### Short exercise
Look through the data below. Collect every line where the word "screenshot" occurs.
Begin Record set
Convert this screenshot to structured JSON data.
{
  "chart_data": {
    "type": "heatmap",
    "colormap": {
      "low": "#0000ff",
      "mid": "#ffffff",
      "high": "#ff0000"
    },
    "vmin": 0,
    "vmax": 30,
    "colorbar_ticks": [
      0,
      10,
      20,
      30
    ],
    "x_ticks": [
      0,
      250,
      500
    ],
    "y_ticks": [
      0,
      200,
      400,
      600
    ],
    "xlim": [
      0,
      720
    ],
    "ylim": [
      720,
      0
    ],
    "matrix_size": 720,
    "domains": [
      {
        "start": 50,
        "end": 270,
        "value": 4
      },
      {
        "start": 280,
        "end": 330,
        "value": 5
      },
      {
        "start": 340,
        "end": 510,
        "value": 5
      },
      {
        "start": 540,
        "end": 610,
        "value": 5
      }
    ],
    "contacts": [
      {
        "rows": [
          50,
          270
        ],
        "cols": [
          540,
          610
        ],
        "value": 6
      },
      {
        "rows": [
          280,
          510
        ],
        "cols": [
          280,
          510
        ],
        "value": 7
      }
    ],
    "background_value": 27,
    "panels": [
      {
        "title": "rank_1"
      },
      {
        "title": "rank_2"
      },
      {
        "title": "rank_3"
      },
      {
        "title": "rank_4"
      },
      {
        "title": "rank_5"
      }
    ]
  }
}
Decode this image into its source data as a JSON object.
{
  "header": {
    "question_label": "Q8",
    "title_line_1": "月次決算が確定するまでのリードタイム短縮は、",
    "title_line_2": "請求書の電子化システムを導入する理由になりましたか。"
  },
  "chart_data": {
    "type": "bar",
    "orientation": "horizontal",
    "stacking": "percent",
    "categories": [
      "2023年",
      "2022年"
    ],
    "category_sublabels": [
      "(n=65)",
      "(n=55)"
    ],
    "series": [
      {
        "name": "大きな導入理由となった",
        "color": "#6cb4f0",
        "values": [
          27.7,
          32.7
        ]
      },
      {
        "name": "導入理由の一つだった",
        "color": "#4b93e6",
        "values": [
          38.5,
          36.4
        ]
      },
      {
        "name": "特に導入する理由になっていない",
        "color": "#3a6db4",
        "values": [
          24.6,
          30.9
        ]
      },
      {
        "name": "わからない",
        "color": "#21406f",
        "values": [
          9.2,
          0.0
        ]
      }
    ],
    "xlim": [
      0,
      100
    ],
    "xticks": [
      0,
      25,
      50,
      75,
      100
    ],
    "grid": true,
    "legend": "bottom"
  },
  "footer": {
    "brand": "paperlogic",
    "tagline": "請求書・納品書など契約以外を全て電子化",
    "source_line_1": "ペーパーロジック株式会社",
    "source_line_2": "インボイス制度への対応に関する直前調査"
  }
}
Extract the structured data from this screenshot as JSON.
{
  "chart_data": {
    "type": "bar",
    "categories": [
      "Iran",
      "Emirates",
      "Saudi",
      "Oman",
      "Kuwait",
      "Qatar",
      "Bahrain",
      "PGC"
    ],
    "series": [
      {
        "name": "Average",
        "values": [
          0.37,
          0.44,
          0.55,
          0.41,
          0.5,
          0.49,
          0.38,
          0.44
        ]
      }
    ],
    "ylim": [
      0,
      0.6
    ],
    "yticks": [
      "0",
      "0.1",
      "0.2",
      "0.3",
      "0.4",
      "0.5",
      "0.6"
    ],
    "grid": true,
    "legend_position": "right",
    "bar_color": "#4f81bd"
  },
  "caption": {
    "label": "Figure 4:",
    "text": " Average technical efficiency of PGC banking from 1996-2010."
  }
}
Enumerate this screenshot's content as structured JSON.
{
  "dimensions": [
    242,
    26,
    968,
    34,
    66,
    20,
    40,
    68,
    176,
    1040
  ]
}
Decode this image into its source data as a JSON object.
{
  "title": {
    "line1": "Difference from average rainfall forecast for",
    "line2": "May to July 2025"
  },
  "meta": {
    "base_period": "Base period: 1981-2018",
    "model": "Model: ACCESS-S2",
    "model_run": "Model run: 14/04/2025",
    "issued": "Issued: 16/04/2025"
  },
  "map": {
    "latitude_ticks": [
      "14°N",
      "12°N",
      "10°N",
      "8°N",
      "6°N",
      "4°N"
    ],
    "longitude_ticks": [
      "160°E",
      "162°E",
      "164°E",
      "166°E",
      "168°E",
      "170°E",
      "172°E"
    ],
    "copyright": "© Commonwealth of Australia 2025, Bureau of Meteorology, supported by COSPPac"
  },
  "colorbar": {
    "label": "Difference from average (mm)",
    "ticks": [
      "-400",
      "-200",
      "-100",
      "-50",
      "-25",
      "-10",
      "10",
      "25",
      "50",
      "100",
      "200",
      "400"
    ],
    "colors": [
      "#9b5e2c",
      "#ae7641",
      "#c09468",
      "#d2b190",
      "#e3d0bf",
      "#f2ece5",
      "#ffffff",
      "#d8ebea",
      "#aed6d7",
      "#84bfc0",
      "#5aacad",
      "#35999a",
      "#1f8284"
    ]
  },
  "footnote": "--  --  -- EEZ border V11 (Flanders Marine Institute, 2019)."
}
End Record set
### Written reply
Convert this screenshot to structured JSON data.
Extract the structured data from this screenshot as JSON.
Enumerate this screenshot's content as structured JSON.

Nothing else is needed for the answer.